> Collection entries:
☆ ☆ ☆
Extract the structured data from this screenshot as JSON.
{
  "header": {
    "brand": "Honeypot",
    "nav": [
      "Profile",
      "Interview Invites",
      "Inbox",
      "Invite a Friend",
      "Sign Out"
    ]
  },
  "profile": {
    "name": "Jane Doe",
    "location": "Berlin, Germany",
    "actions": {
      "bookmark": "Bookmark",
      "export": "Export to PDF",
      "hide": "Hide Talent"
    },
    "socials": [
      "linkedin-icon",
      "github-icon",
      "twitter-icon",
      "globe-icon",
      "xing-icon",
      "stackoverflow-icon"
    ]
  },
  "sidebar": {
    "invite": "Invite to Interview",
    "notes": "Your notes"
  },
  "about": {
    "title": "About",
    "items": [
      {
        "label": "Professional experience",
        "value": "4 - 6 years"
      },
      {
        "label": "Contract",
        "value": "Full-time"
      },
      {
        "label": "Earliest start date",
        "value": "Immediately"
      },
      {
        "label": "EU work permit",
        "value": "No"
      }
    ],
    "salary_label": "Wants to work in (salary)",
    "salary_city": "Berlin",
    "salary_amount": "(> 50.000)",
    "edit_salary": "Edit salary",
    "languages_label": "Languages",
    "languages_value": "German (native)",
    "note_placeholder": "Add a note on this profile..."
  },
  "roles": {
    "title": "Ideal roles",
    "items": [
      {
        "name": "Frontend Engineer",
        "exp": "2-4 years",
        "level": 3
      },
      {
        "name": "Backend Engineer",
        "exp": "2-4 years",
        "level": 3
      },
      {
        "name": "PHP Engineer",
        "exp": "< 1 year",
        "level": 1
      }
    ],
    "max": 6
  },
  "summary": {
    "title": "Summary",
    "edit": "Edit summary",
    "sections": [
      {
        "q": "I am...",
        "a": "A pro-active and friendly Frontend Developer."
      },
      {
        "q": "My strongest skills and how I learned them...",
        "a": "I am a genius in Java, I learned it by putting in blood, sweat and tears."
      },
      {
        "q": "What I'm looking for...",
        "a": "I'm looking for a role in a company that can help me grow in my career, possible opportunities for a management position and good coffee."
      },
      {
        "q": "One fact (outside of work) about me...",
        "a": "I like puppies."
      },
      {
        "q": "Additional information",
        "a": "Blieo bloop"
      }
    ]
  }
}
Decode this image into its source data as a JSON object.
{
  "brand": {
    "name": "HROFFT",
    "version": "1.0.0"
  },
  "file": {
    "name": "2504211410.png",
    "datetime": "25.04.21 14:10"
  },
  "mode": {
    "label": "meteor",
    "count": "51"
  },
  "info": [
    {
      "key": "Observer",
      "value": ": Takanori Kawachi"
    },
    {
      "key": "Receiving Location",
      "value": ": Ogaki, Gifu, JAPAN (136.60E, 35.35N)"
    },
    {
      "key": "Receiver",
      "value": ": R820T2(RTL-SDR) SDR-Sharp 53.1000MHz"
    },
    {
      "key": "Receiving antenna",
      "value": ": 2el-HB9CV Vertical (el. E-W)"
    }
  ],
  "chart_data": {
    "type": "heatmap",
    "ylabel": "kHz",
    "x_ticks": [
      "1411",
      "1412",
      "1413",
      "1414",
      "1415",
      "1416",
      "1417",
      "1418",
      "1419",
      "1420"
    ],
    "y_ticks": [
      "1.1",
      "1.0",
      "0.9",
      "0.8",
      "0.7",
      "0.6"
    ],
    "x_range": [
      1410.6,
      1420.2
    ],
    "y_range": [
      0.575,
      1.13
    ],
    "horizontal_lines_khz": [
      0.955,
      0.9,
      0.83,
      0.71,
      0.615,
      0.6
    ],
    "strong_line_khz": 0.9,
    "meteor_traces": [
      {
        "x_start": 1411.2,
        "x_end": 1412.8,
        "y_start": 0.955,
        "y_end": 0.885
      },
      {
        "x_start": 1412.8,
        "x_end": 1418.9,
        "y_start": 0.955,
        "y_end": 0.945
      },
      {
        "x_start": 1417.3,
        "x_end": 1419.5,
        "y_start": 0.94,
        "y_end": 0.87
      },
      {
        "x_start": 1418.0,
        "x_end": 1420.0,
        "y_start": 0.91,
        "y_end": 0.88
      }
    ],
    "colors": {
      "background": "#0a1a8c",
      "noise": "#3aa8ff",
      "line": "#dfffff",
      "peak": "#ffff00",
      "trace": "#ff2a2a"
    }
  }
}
☆ ☆ ☆
Look through the data above. Each line containing the word "Receiving" needs to be copied.

> Answer for this exercise:
      "key": "Receiving Location",
      "key": "Receiving antenna",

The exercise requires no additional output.